_SET PROBLEM:_ Look through the entries and report how many lines include the word "Output". Give the number alone.
==*==
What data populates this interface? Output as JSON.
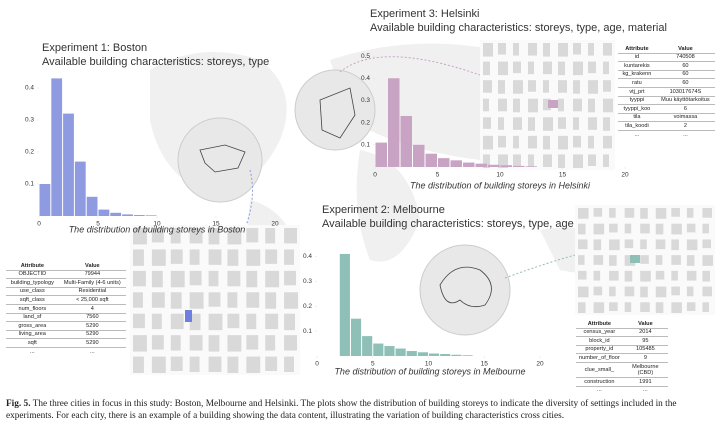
{
  "chart_data": [
    {
      "type": "histogram",
      "title": "Experiment 1: Boston",
      "subtitle": "Available building characteristics: storeys, type",
      "xlabel": "The distribution of building storeys in Boston",
      "color": "#8e9be0",
      "bins": [
        0,
        1,
        2,
        3,
        4,
        5,
        6,
        7,
        8,
        9,
        10
      ],
      "values": [
        0.1,
        0.43,
        0.32,
        0.17,
        0.06,
        0.02,
        0.01,
        0.005,
        0.003,
        0.002
      ],
      "xlim": [
        0,
        20
      ],
      "xticks": [
        0,
        5,
        10,
        15,
        20
      ],
      "ylim": [
        0,
        0.45
      ],
      "yticks": [
        0.1,
        0.2,
        0.3,
        0.4
      ]
    },
    {
      "type": "histogram",
      "title": "Experiment 3: Helsinki",
      "subtitle": "Available building characteristics: storeys, type, age, material",
      "xlabel": "The distribution of building storeys in Helsinki",
      "color": "#c9a3c4",
      "bins": [
        0,
        1,
        2,
        3,
        4,
        5,
        6,
        7,
        8,
        9,
        10,
        11,
        12,
        13
      ],
      "values": [
        0.11,
        0.4,
        0.23,
        0.1,
        0.06,
        0.04,
        0.03,
        0.02,
        0.015,
        0.01,
        0.008,
        0.005,
        0.003
      ],
      "xlim": [
        0,
        20
      ],
      "xticks": [
        0,
        5,
        10,
        15,
        20
      ],
      "ylim": [
        0,
        0.55
      ],
      "yticks": [
        0.1,
        0.2,
        0.3,
        0.4,
        0.5
      ]
    },
    {
      "type": "histogram",
      "title": "Experiment 2: Melbourne",
      "subtitle": "Available building characteristics: storeys, type, age",
      "xlabel": "The distribution of building storeys in Melbourne",
      "color": "#8fc0b8",
      "bins": [
        2,
        3,
        4,
        5,
        6,
        7,
        8,
        9,
        10,
        11,
        12,
        13,
        14
      ],
      "values": [
        0.41,
        0.15,
        0.08,
        0.05,
        0.04,
        0.03,
        0.02,
        0.015,
        0.01,
        0.008,
        0.005,
        0.003
      ],
      "xlim": [
        0,
        20
      ],
      "xticks": [
        0,
        5,
        10,
        15,
        20
      ],
      "ylim": [
        0,
        0.45
      ],
      "yticks": [
        0.1,
        0.2,
        0.3,
        0.4
      ]
    }
  ],
  "tables": [
    {
      "header": [
        "Attribute",
        "Value"
      ],
      "rows": [
        [
          "OBJECTID",
          79944
        ],
        [
          "building_typology",
          "Multi-Family (4-6 units)"
        ],
        [
          "use_class",
          "Residential"
        ],
        [
          "sqft_class",
          "< 25,000 sqft"
        ],
        [
          "num_floors",
          4
        ],
        [
          "land_sf",
          7560
        ],
        [
          "gross_area",
          5290
        ],
        [
          "living_area",
          5290
        ],
        [
          "sqft",
          5290
        ],
        [
          "...",
          "..."
        ]
      ]
    },
    {
      "header": [
        "Attribute",
        "Value"
      ],
      "rows": [
        [
          "id",
          740508
        ],
        [
          "kuntarekis",
          60
        ],
        [
          "kg_krakenn",
          60
        ],
        [
          "ratu",
          60
        ],
        [
          "vtj_prt",
          "103017674S"
        ],
        [
          "tyyppi",
          "Muu käyttötarkoitus"
        ],
        [
          "tyyppi_koo",
          6
        ],
        [
          "tila",
          "voimassa"
        ],
        [
          "tila_koodi",
          2
        ],
        [
          "...",
          "..."
        ]
      ]
    },
    {
      "header": [
        "Attribute",
        "Value"
      ],
      "rows": [
        [
          "census_year",
          2014
        ],
        [
          "block_id",
          95
        ],
        [
          "property_id",
          105485
        ],
        [
          "number_of_floor",
          9
        ],
        [
          "clue_small_",
          "Melbourne (CBD)"
        ],
        [
          "construction",
          1991
        ],
        [
          "...",
          "..."
        ]
      ]
    }
  ],
  "caption": {
    "label": "Fig. 5.",
    "text": "The three cities in focus in this study: Boston, Melbourne and Helsinki. The plots show the distribution of building storeys to indicate the diversity of settings included in the experiments. For each city, there is an example of a building showing the data content, illustrating the variation of building characteristics cross cities."
  }
}
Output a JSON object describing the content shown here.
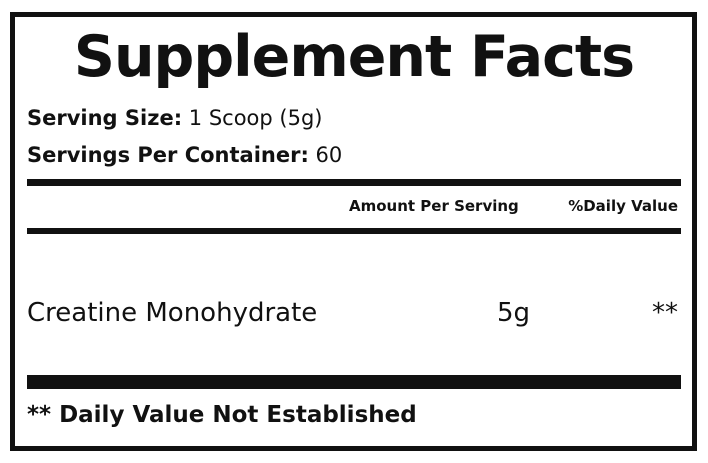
==*==
_ANSWER FOR THIS EXERCISE:_ 2